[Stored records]

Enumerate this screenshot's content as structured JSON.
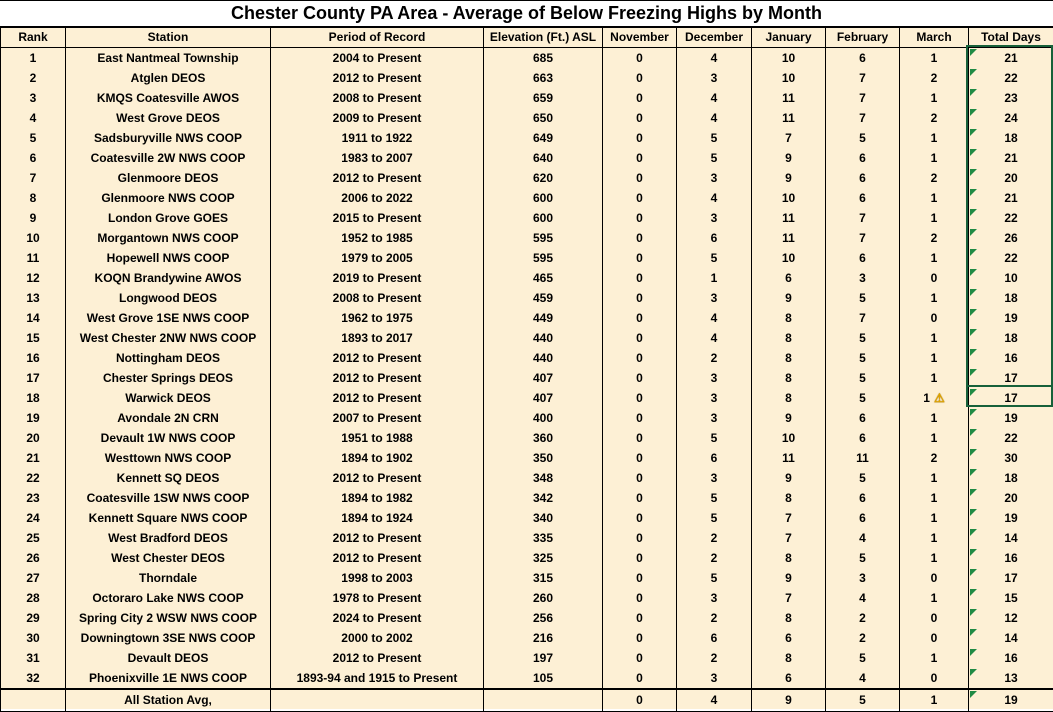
{
  "title": "Chester County PA Area - Average of Below Freezing Highs by Month",
  "columns": [
    "Rank",
    "Station",
    "Period of Record",
    "Elevation (Ft.) ASL",
    "November",
    "December",
    "January",
    "February",
    "March",
    "Total Days"
  ],
  "rows": [
    {
      "rank": 1,
      "station": "East Nantmeal Township",
      "period": "2004 to Present",
      "elevation": 685,
      "nov": 0,
      "dec": 4,
      "jan": 10,
      "feb": 6,
      "mar": 1,
      "total": 21
    },
    {
      "rank": 2,
      "station": "Atglen DEOS",
      "period": "2012 to Present",
      "elevation": 663,
      "nov": 0,
      "dec": 3,
      "jan": 10,
      "feb": 7,
      "mar": 2,
      "total": 22
    },
    {
      "rank": 3,
      "station": "KMQS Coatesville AWOS",
      "period": "2008 to Present",
      "elevation": 659,
      "nov": 0,
      "dec": 4,
      "jan": 11,
      "feb": 7,
      "mar": 1,
      "total": 23
    },
    {
      "rank": 4,
      "station": "West Grove DEOS",
      "period": "2009 to Present",
      "elevation": 650,
      "nov": 0,
      "dec": 4,
      "jan": 11,
      "feb": 7,
      "mar": 2,
      "total": 24
    },
    {
      "rank": 5,
      "station": "Sadsburyville NWS COOP",
      "period": "1911 to 1922",
      "elevation": 649,
      "nov": 0,
      "dec": 5,
      "jan": 7,
      "feb": 5,
      "mar": 1,
      "total": 18
    },
    {
      "rank": 6,
      "station": "Coatesville 2W NWS COOP",
      "period": "1983 to 2007",
      "elevation": 640,
      "nov": 0,
      "dec": 5,
      "jan": 9,
      "feb": 6,
      "mar": 1,
      "total": 21
    },
    {
      "rank": 7,
      "station": "Glenmoore DEOS",
      "period": "2012 to Present",
      "elevation": 620,
      "nov": 0,
      "dec": 3,
      "jan": 9,
      "feb": 6,
      "mar": 2,
      "total": 20
    },
    {
      "rank": 8,
      "station": "Glenmoore NWS COOP",
      "period": "2006 to 2022",
      "elevation": 600,
      "nov": 0,
      "dec": 4,
      "jan": 10,
      "feb": 6,
      "mar": 1,
      "total": 21
    },
    {
      "rank": 9,
      "station": "London Grove GOES",
      "period": "2015 to Present",
      "elevation": 600,
      "nov": 0,
      "dec": 3,
      "jan": 11,
      "feb": 7,
      "mar": 1,
      "total": 22
    },
    {
      "rank": 10,
      "station": "Morgantown NWS COOP",
      "period": "1952 to 1985",
      "elevation": 595,
      "nov": 0,
      "dec": 6,
      "jan": 11,
      "feb": 7,
      "mar": 2,
      "total": 26
    },
    {
      "rank": 11,
      "station": "Hopewell NWS COOP",
      "period": "1979 to 2005",
      "elevation": 595,
      "nov": 0,
      "dec": 5,
      "jan": 10,
      "feb": 6,
      "mar": 1,
      "total": 22
    },
    {
      "rank": 12,
      "station": "KOQN Brandywine AWOS",
      "period": "2019 to Present",
      "elevation": 465,
      "nov": 0,
      "dec": 1,
      "jan": 6,
      "feb": 3,
      "mar": 0,
      "total": 10
    },
    {
      "rank": 13,
      "station": "Longwood DEOS",
      "period": "2008 to Present",
      "elevation": 459,
      "nov": 0,
      "dec": 3,
      "jan": 9,
      "feb": 5,
      "mar": 1,
      "total": 18
    },
    {
      "rank": 14,
      "station": "West Grove 1SE NWS COOP",
      "period": "1962 to 1975",
      "elevation": 449,
      "nov": 0,
      "dec": 4,
      "jan": 8,
      "feb": 7,
      "mar": 0,
      "total": 19
    },
    {
      "rank": 15,
      "station": "West Chester  2NW NWS COOP",
      "period": "1893 to 2017",
      "elevation": 440,
      "nov": 0,
      "dec": 4,
      "jan": 8,
      "feb": 5,
      "mar": 1,
      "total": 18
    },
    {
      "rank": 16,
      "station": "Nottingham DEOS",
      "period": "2012 to Present",
      "elevation": 440,
      "nov": 0,
      "dec": 2,
      "jan": 8,
      "feb": 5,
      "mar": 1,
      "total": 16
    },
    {
      "rank": 17,
      "station": "Chester Springs DEOS",
      "period": "2012 to Present",
      "elevation": 407,
      "nov": 0,
      "dec": 3,
      "jan": 8,
      "feb": 5,
      "mar": 1,
      "total": 17
    },
    {
      "rank": 18,
      "station": "Warwick DEOS",
      "period": "2012 to Present",
      "elevation": 407,
      "nov": 0,
      "dec": 3,
      "jan": 8,
      "feb": 5,
      "mar": 1,
      "total": 17,
      "warning": true
    },
    {
      "rank": 19,
      "station": "Avondale 2N CRN",
      "period": "2007 to Present",
      "elevation": 400,
      "nov": 0,
      "dec": 3,
      "jan": 9,
      "feb": 6,
      "mar": 1,
      "total": 19
    },
    {
      "rank": 20,
      "station": "Devault 1W NWS COOP",
      "period": "1951 to 1988",
      "elevation": 360,
      "nov": 0,
      "dec": 5,
      "jan": 10,
      "feb": 6,
      "mar": 1,
      "total": 22
    },
    {
      "rank": 21,
      "station": "Westtown NWS COOP",
      "period": "1894 to 1902",
      "elevation": 350,
      "nov": 0,
      "dec": 6,
      "jan": 11,
      "feb": 11,
      "mar": 2,
      "total": 30
    },
    {
      "rank": 22,
      "station": "Kennett SQ DEOS",
      "period": "2012 to Present",
      "elevation": 348,
      "nov": 0,
      "dec": 3,
      "jan": 9,
      "feb": 5,
      "mar": 1,
      "total": 18
    },
    {
      "rank": 23,
      "station": "Coatesville 1SW NWS COOP",
      "period": "1894 to 1982",
      "elevation": 342,
      "nov": 0,
      "dec": 5,
      "jan": 8,
      "feb": 6,
      "mar": 1,
      "total": 20
    },
    {
      "rank": 24,
      "station": "Kennett Square NWS COOP",
      "period": "1894 to 1924",
      "elevation": 340,
      "nov": 0,
      "dec": 5,
      "jan": 7,
      "feb": 6,
      "mar": 1,
      "total": 19
    },
    {
      "rank": 25,
      "station": "West Bradford DEOS",
      "period": "2012 to Present",
      "elevation": 335,
      "nov": 0,
      "dec": 2,
      "jan": 7,
      "feb": 4,
      "mar": 1,
      "total": 14
    },
    {
      "rank": 26,
      "station": "West Chester DEOS",
      "period": "2012 to Present",
      "elevation": 325,
      "nov": 0,
      "dec": 2,
      "jan": 8,
      "feb": 5,
      "mar": 1,
      "total": 16
    },
    {
      "rank": 27,
      "station": "Thorndale",
      "period": "1998 to 2003",
      "elevation": 315,
      "nov": 0,
      "dec": 5,
      "jan": 9,
      "feb": 3,
      "mar": 0,
      "total": 17
    },
    {
      "rank": 28,
      "station": "Octoraro Lake NWS COOP",
      "period": "1978 to Present",
      "elevation": 260,
      "nov": 0,
      "dec": 3,
      "jan": 7,
      "feb": 4,
      "mar": 1,
      "total": 15
    },
    {
      "rank": 29,
      "station": "Spring City 2 WSW NWS COOP",
      "period": "2024 to Present",
      "elevation": 256,
      "nov": 0,
      "dec": 2,
      "jan": 8,
      "feb": 2,
      "mar": 0,
      "total": 12
    },
    {
      "rank": 30,
      "station": "Downingtown 3SE NWS COOP",
      "period": "2000 to 2002",
      "elevation": 216,
      "nov": 0,
      "dec": 6,
      "jan": 6,
      "feb": 2,
      "mar": 0,
      "total": 14
    },
    {
      "rank": 31,
      "station": "Devault DEOS",
      "period": "2012 to Present",
      "elevation": 197,
      "nov": 0,
      "dec": 2,
      "jan": 8,
      "feb": 5,
      "mar": 1,
      "total": 16
    },
    {
      "rank": 32,
      "station": "Phoenixville 1E NWS COOP",
      "period": "1893-94 and 1915 to Present",
      "elevation": 105,
      "nov": 0,
      "dec": 3,
      "jan": 6,
      "feb": 4,
      "mar": 0,
      "total": 13
    }
  ],
  "footer": {
    "label": "All Station Avg,",
    "nov": 0,
    "dec": 4,
    "jan": 9,
    "feb": 5,
    "mar": 1,
    "total": 19
  },
  "icons": {
    "error_checking_warning": "⚠",
    "formula_error_triangle": "css-corner-triangle"
  },
  "colors": {
    "cell_background": "#FDF0D5",
    "title_background": "#FFFFFF",
    "grid_border": "#000000",
    "text": "#000000",
    "formula_triangle_green": "#1F8A44",
    "selection_border_green": "#17613A",
    "warning_icon_yellow": "#E0A400"
  }
}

WHAT YOU NEED TO DO –
Which lines hold the word "Kennett"? Return all of them from the records above.

SOLUTION BELOW –
      "station": "Kennett SQ DEOS",
      "station": "Kennett Square NWS COOP",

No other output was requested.